Source passage:
= Beginning of Section =
The definition list can have any combination of such fully qualified names. The ability to use a simple list of strings allowed us to enable partial deserialization as a config-only change.

Figure 1 shows a fully deserialized OuterStruct versus the one partially deserialized OuterStruct for config structMap.value.stringValue.

The list of fields is parsed and compiled into an efficient internal representation during initialization of the partial Thrift codec. The string form field list is not used after that.

Deserializing the target subset

Our implementation traverses serialized bytes in a single pass to selectively deserialize desired fields. Each time we encounter a field, we either deserialize it or skip without deserializing it. Fields are skipped efficiently by advancing internal offset within the serialized bytes buffer. Fields skipped in this way do not incur object allocation or garbage collection costs.

The deserialized fields retain their usual nesting under a single outer instance (for example, OuterStruct in the earlier example) just like full deserialization would. That way, the calling code does not need to change in any way in order to use the returned result.

Interoperability

Our implementation is 100% interoperable with the standard Thrift deserializer.
= End of Section =
Information provided:
= Beginning of Section =
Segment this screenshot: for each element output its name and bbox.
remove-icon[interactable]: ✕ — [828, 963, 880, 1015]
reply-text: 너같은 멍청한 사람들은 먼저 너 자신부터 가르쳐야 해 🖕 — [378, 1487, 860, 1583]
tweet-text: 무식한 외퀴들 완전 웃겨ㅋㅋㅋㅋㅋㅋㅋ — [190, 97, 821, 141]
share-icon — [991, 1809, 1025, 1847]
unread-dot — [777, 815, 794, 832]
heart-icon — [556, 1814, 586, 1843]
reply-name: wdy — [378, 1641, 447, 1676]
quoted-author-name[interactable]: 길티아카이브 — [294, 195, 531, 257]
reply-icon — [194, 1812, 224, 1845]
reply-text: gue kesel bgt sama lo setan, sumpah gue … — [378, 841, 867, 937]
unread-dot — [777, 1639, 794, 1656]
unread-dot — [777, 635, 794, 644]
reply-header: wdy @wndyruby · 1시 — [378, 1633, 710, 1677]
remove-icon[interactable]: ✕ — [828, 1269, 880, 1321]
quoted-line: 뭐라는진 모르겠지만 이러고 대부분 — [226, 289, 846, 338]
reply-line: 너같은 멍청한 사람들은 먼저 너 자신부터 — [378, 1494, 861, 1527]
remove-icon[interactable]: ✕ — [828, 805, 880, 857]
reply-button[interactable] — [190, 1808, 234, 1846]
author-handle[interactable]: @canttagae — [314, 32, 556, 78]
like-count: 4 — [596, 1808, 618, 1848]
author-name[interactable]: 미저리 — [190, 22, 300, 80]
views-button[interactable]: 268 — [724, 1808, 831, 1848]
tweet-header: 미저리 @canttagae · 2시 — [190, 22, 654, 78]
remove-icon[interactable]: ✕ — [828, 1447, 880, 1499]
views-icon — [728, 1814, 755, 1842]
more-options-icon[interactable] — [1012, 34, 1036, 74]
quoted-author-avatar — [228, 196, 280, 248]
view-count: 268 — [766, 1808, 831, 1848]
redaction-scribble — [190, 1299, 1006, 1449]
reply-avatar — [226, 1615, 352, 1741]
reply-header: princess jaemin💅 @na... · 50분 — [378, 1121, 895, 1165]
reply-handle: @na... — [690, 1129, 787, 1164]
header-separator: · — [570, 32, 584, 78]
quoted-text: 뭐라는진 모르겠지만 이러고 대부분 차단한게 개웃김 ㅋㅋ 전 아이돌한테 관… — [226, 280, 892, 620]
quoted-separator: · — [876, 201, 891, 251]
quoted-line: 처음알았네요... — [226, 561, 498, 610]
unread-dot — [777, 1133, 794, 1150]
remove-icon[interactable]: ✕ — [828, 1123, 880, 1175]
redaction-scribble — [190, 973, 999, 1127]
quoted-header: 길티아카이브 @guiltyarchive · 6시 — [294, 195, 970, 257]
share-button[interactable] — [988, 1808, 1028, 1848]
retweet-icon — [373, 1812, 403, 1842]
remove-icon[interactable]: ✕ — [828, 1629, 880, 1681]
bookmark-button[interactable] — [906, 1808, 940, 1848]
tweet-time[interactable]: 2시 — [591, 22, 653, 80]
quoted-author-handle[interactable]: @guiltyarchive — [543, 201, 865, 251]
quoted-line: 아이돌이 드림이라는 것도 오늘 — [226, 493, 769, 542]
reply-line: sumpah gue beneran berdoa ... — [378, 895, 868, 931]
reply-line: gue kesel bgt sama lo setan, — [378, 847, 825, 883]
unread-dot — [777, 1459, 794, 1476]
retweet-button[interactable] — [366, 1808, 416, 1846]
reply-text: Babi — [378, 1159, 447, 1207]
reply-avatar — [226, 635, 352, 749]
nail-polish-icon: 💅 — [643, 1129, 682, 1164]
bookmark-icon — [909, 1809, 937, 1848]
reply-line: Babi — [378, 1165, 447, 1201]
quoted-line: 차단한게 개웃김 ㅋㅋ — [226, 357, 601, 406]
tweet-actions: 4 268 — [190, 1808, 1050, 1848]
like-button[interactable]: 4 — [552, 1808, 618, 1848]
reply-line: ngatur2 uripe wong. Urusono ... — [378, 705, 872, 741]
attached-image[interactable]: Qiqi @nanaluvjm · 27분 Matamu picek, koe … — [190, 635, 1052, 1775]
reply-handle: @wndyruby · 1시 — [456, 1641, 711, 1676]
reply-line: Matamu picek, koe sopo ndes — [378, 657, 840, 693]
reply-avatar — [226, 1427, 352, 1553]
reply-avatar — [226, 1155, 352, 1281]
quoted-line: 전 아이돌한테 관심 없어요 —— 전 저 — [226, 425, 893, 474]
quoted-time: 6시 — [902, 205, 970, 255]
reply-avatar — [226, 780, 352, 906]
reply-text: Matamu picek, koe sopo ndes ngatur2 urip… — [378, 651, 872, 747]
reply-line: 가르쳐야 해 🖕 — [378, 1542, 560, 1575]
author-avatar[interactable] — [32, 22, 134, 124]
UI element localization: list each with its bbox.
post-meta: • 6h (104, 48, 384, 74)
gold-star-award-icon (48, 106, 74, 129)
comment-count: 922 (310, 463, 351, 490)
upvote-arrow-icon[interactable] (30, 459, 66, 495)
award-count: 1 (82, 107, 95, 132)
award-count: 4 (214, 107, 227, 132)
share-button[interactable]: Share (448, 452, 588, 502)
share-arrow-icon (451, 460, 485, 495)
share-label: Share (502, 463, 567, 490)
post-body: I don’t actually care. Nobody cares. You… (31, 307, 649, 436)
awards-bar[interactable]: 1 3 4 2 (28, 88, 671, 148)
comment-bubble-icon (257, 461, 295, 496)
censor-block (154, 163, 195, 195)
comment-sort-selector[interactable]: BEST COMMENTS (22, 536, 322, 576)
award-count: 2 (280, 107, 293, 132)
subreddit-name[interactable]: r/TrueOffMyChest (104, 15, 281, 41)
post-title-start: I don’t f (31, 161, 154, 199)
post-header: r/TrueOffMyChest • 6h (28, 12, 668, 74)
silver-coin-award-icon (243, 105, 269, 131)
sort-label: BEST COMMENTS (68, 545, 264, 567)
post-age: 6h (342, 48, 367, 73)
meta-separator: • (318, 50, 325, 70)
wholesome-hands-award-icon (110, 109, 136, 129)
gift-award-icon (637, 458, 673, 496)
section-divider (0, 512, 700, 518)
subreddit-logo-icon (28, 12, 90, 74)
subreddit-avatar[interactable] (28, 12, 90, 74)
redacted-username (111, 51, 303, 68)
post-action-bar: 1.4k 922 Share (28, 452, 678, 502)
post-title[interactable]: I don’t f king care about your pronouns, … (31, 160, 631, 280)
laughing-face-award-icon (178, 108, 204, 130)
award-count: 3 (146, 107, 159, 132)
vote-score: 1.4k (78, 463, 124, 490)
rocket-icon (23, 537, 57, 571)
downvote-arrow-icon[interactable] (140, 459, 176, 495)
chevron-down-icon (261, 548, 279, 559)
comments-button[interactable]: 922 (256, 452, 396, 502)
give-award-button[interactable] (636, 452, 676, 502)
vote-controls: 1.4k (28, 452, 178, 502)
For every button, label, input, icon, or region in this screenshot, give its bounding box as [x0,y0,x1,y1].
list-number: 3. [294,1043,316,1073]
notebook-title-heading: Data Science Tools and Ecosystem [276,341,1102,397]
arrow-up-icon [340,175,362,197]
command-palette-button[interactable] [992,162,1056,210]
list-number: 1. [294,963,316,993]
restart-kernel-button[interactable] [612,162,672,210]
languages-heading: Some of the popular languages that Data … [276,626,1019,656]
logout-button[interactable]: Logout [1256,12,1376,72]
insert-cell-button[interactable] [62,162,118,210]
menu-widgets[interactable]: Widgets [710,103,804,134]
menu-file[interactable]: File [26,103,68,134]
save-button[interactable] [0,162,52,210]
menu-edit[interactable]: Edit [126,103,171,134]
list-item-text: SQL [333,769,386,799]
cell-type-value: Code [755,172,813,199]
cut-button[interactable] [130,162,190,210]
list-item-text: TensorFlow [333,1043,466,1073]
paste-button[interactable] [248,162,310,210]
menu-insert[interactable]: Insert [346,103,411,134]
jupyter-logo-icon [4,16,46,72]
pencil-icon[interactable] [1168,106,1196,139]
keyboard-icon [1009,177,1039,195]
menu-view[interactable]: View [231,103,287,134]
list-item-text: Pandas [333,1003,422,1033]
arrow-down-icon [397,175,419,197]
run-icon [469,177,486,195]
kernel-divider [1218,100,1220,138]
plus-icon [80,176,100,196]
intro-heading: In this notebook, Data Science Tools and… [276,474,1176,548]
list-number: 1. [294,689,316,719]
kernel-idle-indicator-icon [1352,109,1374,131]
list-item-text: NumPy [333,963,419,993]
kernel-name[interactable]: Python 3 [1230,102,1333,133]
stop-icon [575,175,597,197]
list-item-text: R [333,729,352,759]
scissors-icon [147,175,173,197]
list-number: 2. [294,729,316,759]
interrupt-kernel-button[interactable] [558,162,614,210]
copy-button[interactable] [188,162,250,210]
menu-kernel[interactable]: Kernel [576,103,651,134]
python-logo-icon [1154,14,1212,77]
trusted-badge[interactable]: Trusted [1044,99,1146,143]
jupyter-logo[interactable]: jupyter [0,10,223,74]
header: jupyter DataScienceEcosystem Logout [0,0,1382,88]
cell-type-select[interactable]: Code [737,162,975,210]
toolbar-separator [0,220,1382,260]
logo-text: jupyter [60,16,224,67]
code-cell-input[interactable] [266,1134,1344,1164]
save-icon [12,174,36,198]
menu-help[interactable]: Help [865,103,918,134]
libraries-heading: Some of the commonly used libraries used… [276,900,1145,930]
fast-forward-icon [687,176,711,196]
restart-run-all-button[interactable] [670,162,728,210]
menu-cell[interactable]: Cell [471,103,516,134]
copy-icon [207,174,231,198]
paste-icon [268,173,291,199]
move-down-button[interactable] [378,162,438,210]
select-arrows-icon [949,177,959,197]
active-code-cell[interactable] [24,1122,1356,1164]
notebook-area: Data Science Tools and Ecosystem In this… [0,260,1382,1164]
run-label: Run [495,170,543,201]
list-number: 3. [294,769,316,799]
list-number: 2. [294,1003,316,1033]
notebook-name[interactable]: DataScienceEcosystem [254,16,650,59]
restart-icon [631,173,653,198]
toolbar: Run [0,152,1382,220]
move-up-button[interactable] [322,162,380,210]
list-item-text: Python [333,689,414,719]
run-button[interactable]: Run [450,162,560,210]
= End of Section =
Exercise objective: Continue the passage on partial Thrift deserialization, starting after its last sentence.

Task output:
Results

So far we have used this solution in a variety of data processing stacks including Hadoop MapReduce jobs and Flink streaming jobs. We have found similar improvements in efficiency of those jobs. The following sections present results from a standalone benchmark and from various job runs. Note that the gains depend on the size and complexity of a Thrift object and the size of the partially deserialized subset. In general, the smaller the ratio of size of the deserialized subset to the size of all fields, the larger the overall efficiency gain.

Standalone benchmark

We wrote a standalone benchmark that repeatedly deserializes a set of 1,000 Thrift objects. We chose a Thrift object that is commonly used in many of our production jobs. This struct has 11 fields (nine primitive fields, one struct field, and one “list of structs” field). We compared the performance of fully deserializing this object versus partially deserializing only some of the fields in each object. We measured throughput and garbage collection metrics using the JMH framework. Figure 2 shows how they compared.

MapReduce job

We used this optimization in a large number of data processing jobs. We were able to obtain significant efficiency improvements as a result of its use. Figure 3 shows the resultant comparison.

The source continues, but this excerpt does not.